Go through the listing below and list every line with "values".

------ EXTRACTED INFORMATION ------

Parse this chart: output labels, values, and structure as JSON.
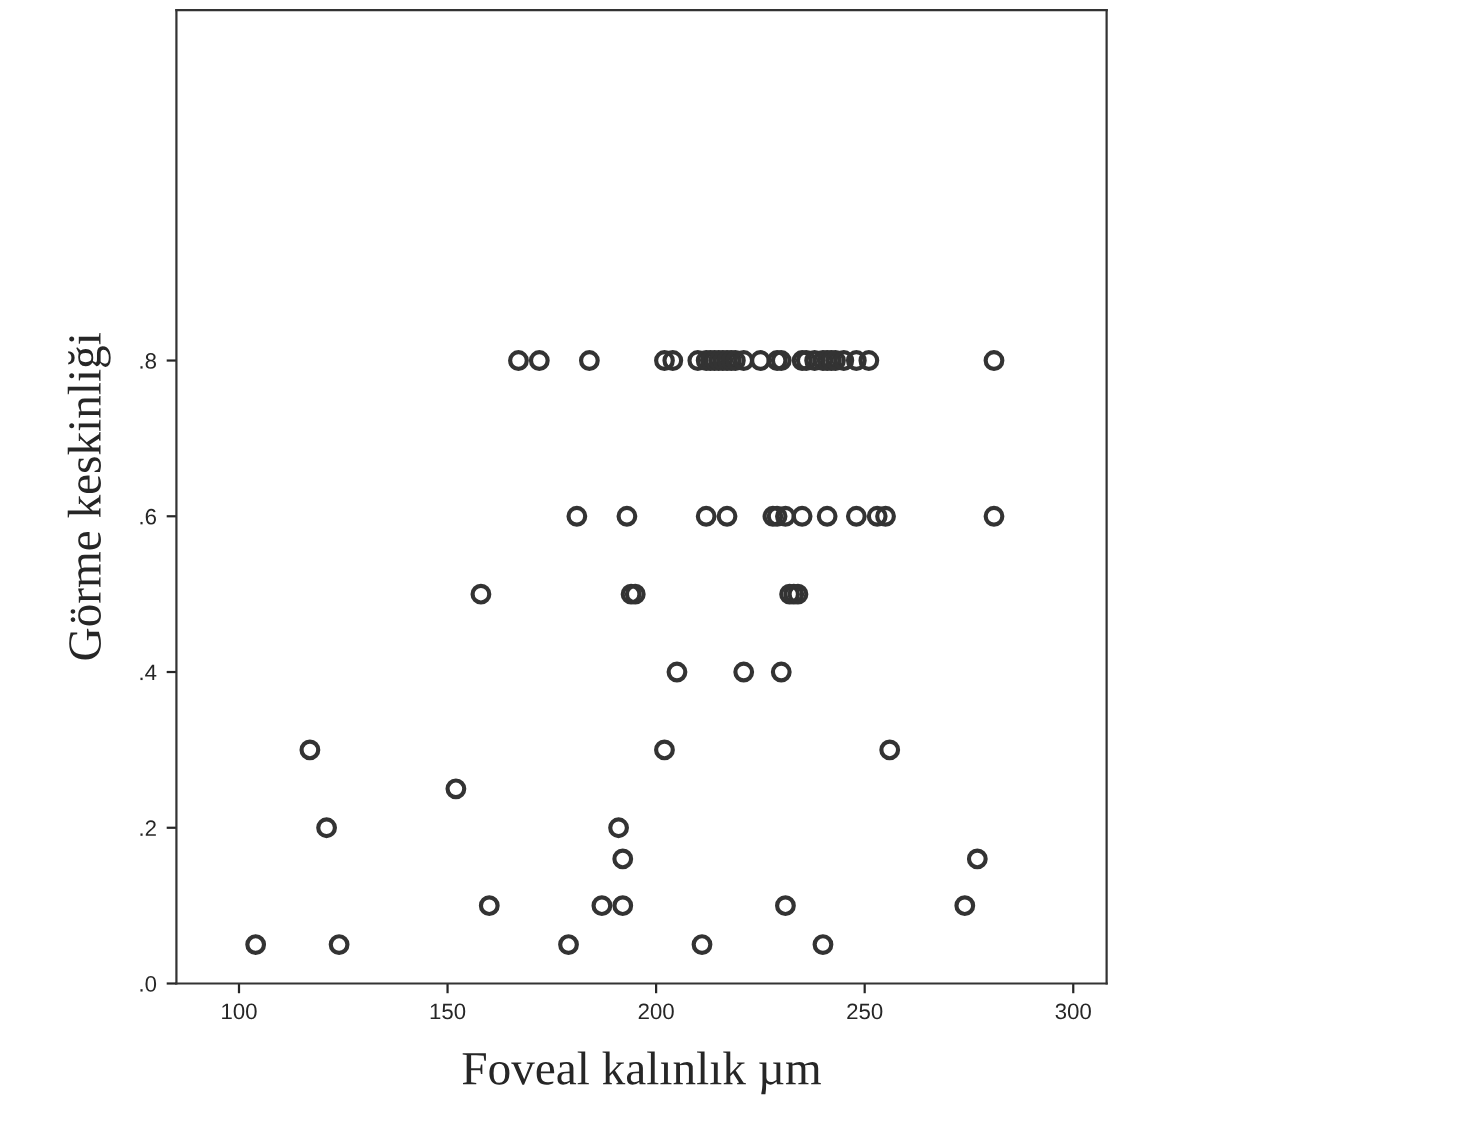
{
  "chart_data": {
    "type": "scatter",
    "xlabel": "Foveal kalınlık µm",
    "ylabel": "Görme keskinliği",
    "x": [
      167,
      172,
      184,
      202,
      204,
      210,
      212,
      213,
      214,
      215,
      216,
      217,
      218,
      219,
      221,
      225,
      229,
      230,
      235,
      236,
      238,
      240,
      241,
      242,
      243,
      245,
      248,
      251,
      281,
      181,
      193,
      212,
      217,
      228,
      229,
      231,
      235,
      241,
      248,
      253,
      255,
      281,
      158,
      194,
      195,
      232,
      233,
      234,
      205,
      221,
      230,
      117,
      202,
      256,
      152,
      121,
      191,
      192,
      277,
      160,
      187,
      192,
      231,
      274,
      104,
      124,
      179,
      211,
      240
    ],
    "values": [
      0.8,
      0.8,
      0.8,
      0.8,
      0.8,
      0.8,
      0.8,
      0.8,
      0.8,
      0.8,
      0.8,
      0.8,
      0.8,
      0.8,
      0.8,
      0.8,
      0.8,
      0.8,
      0.8,
      0.8,
      0.8,
      0.8,
      0.8,
      0.8,
      0.8,
      0.8,
      0.8,
      0.8,
      0.8,
      0.6,
      0.6,
      0.6,
      0.6,
      0.6,
      0.6,
      0.6,
      0.6,
      0.6,
      0.6,
      0.6,
      0.6,
      0.6,
      0.5,
      0.5,
      0.5,
      0.5,
      0.5,
      0.5,
      0.4,
      0.4,
      0.4,
      0.3,
      0.3,
      0.3,
      0.25,
      0.2,
      0.2,
      0.16,
      0.16,
      0.1,
      0.1,
      0.1,
      0.1,
      0.1,
      0.05,
      0.05,
      0.05,
      0.05,
      0.05
    ],
    "color": "#333333",
    "marker": "circle",
    "xlim": [
      85,
      308
    ],
    "xticks": [
      100,
      150,
      200,
      250,
      300
    ],
    "ylim": [
      0,
      1.25
    ],
    "yticks": [
      {
        "value": 0,
        "label": ".0"
      },
      {
        "value": 0.2,
        "label": ".2"
      },
      {
        "value": 0.4,
        "label": ".4"
      },
      {
        "value": 0.6,
        "label": ".6"
      },
      {
        "value": 0.8,
        "label": ".8"
      }
    ]
  }
}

------

SOLUTION TO THIS TASK:
Parse this chart: output labels, values, and structure as JSON.
    "values": [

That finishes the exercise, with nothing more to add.